* _WHAT YOU WILL DO_:
(1) In the text on piperidine nitroxides, from what starting materials is the 2,2,6-trisubstituted piperidine scaffold constructed?
(2) Using the text on piperidine nitroxides, explain why it proposes an alternative approach to making sterically shielded piperidine nitroxides.

The capabilities of modern methods for the synthesis of sterically shielded piperidine nitroxides with acyclic substituents are largely limited to symmetrical tetraethyl structures and do not allow the introduction of functional groups into position 2. We propose an alternative approach that allows for the variation of substituents adjacent to the nitroxyl group, which significantly expands the potential of sterically hindered nitroxides for promising applications in materials science and structural biology. The new heterocyclization strategy implies the construction of a 2,2,6-trisubstituted piperidine scaffold from β-aminoketone acetals and dialkyl ketones under acid catalysis. The resulting amines were oxidized to the corresponding ketonitrones and subsequent reaction with moderately basic organometallic reagents, such as 2-alkynyl- and 2-allylmagnesium halides, enables the facile introduction of diverse substituents, including those with functional groups. If necessary, the multiple carbon–carbon bonds in the side chain can be subjected to hydrogenation to give saturated alkyl or functionalized alkyl groups. The study of reduction kinetics for alkyl and allyl-substituted piperidine nitroxides in ascorbate/glutathione media (30% EtOH, pH 7.5) yielded second-order rate constants of ≈10−2 M−1·s−1, which is close to that earlier reported for 2,2,6,6-tetraethylpiperidine (TEEPONE).

Keywords: heterocyclization; piperidine nitroxide; TEEPONE synthesis

Introduction

Since their discovery in 1959 by Lebedev and Kazarnovsky, stable nitroxides of the piperidine series (2,2,6,6-tetramethylpiperidine-1-oxyl (TEMPO) derivatives) hold a prominent position as compounds of significant practical importance. Their applications range widely, from fundamental research to industrial technologies. In the spin-labeling technique, these radicals have been extensively used in biophysics and structural biology [1]. Piperidine-based radicals were the first used for measuring distances in proteins by the PELDOR method at room temperature [2]. Piperidine nitroxyl biradicals form the basis of the most efficient commercial agents for dynamic nuclear polarization (DNP) in NMR studies of biomolecules and solid samples [3]. They are also employed as contrast agents for magnetic resonance imaging (MRI) [4,5] and as spin probes for Overhauser MRI in vivo [6]. Piperidin-1-oxyls played a key role in the development and industrial implementation of controlled polymerization of vinyl monomers (nitroxide-mediated polymerization, NMP) [7]. The unique redox properties of these radicals underpin their use as catalysts for alcohol oxidation [8], electrode active materials in energy storage devices (batteries) [9], as well as antioxidants and superoxide dismutase (SOD) mimetics [10].

* _RECORDED INFORMATION_:
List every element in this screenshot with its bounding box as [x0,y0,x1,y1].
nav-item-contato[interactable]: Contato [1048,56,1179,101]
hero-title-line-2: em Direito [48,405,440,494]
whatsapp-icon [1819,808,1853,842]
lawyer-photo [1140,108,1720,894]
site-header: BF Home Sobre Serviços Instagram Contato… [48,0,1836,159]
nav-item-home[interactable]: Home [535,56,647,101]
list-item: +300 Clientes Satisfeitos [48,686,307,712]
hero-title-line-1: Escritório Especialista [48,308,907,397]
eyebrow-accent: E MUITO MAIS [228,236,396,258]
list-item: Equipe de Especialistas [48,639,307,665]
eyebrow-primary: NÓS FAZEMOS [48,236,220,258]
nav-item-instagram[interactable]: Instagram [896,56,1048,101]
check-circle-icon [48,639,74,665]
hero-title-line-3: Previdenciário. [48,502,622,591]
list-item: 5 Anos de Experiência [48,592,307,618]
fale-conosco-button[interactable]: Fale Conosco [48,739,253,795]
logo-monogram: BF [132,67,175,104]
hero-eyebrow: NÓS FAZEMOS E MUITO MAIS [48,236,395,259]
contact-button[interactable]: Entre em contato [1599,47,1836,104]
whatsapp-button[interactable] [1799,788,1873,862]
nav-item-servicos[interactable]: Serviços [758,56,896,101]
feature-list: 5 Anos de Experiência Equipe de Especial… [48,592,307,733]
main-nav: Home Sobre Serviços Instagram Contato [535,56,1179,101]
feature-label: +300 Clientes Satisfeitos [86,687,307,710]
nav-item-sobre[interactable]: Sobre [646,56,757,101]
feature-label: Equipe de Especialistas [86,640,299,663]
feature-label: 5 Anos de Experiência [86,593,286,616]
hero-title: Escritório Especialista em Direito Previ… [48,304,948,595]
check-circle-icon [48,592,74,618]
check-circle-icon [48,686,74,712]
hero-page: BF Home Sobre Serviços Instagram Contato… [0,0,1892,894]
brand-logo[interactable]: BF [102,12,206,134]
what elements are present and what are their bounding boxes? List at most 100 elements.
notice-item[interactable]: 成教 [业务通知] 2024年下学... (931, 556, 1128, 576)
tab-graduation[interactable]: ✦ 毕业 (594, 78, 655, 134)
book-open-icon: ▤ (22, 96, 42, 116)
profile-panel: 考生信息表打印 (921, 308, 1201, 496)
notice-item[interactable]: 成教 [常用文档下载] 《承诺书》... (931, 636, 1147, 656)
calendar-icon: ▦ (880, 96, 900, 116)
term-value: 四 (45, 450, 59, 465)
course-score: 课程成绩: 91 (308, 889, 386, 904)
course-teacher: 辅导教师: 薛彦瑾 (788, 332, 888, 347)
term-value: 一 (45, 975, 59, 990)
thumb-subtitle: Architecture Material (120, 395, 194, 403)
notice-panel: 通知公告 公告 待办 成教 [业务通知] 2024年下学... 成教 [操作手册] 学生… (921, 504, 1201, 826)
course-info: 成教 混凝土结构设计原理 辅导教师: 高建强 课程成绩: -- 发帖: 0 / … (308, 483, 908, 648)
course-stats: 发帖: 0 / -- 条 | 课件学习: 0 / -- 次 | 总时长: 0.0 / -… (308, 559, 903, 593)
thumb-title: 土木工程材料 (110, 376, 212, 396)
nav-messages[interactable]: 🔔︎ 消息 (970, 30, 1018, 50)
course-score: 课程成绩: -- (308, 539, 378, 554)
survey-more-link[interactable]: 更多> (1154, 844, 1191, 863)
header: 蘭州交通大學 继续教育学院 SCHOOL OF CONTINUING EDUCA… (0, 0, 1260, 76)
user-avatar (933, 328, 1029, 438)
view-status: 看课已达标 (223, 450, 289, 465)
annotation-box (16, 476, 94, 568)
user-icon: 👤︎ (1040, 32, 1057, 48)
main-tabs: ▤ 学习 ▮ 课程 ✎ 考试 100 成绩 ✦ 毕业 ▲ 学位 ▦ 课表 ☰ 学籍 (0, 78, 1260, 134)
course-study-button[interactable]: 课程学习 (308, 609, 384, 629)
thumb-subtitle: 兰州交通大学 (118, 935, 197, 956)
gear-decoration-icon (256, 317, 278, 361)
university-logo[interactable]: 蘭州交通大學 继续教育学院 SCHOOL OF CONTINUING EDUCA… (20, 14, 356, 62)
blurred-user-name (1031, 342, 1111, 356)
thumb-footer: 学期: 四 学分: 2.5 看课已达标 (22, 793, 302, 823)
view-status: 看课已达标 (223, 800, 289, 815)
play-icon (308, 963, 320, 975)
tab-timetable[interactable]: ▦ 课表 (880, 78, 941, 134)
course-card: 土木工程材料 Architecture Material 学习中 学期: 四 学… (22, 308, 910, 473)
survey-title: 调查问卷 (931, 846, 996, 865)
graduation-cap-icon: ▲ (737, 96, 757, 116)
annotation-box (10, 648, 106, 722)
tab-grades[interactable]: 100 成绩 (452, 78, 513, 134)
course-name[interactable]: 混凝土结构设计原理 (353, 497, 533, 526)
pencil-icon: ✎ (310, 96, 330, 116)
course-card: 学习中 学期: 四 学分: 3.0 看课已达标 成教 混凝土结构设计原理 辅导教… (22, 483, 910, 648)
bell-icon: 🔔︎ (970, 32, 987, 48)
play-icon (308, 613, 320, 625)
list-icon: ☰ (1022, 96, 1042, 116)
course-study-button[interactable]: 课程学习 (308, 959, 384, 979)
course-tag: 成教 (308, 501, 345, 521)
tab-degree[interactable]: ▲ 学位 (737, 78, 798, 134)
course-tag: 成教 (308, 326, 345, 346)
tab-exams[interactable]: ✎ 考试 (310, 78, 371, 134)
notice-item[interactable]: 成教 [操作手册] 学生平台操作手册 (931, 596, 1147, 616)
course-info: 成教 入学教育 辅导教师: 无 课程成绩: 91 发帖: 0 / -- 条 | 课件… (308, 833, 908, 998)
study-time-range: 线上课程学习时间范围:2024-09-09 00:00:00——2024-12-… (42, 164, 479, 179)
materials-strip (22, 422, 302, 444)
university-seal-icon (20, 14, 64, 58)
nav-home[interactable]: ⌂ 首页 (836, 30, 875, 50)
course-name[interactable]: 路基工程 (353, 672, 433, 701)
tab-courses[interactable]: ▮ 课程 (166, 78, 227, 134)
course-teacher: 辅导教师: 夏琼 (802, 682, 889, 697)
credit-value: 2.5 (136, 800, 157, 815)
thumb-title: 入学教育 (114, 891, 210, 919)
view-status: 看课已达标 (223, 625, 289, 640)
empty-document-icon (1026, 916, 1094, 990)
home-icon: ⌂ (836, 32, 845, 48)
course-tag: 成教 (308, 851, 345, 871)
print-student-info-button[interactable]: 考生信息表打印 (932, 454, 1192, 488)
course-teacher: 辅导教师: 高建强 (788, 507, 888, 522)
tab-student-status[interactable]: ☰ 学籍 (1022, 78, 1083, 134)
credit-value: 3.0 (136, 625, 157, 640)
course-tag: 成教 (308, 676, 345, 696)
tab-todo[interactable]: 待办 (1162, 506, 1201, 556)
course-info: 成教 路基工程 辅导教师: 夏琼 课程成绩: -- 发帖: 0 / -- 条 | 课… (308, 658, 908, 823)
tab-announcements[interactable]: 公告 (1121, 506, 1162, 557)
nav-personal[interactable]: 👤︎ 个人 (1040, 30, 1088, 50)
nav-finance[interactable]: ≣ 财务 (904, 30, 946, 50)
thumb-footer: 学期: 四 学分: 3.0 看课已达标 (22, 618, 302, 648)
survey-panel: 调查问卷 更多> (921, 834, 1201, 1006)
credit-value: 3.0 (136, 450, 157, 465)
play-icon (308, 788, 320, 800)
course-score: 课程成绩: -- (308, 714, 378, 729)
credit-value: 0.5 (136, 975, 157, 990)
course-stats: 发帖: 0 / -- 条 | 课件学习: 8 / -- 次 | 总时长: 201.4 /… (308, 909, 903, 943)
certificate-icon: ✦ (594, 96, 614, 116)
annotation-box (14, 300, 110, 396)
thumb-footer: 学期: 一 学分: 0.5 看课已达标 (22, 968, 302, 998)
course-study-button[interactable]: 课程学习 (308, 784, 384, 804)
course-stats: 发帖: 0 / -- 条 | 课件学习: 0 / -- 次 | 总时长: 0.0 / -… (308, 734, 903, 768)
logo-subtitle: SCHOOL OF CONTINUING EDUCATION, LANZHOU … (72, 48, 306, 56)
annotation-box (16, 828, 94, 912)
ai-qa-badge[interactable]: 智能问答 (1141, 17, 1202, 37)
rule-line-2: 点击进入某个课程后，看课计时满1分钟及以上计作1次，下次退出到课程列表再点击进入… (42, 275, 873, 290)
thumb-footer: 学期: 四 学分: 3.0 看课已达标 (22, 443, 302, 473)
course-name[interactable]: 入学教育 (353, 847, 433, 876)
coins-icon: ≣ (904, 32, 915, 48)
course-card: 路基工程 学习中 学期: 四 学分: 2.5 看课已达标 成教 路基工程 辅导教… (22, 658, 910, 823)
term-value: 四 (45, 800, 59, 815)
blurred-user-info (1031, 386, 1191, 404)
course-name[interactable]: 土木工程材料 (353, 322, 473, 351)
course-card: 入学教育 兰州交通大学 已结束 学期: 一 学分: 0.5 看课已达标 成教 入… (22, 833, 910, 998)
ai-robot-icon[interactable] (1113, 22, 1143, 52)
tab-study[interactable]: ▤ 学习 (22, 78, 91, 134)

* _RESPONSES_:
(1) From β-aminoketone acetals and dialkyl ketones, under acid catalysis.

(2) Current methods for making sterically shielded piperidine nitroxides with acyclic substituents are largely limited to symmetrical tetraethyl structures and cannot introduce functional groups into position 2. The proposed approach allows the substituents next to the nitroxyl group to be varied. This significantly expands the potential of these nitroxides for applications in materials science and structural biology.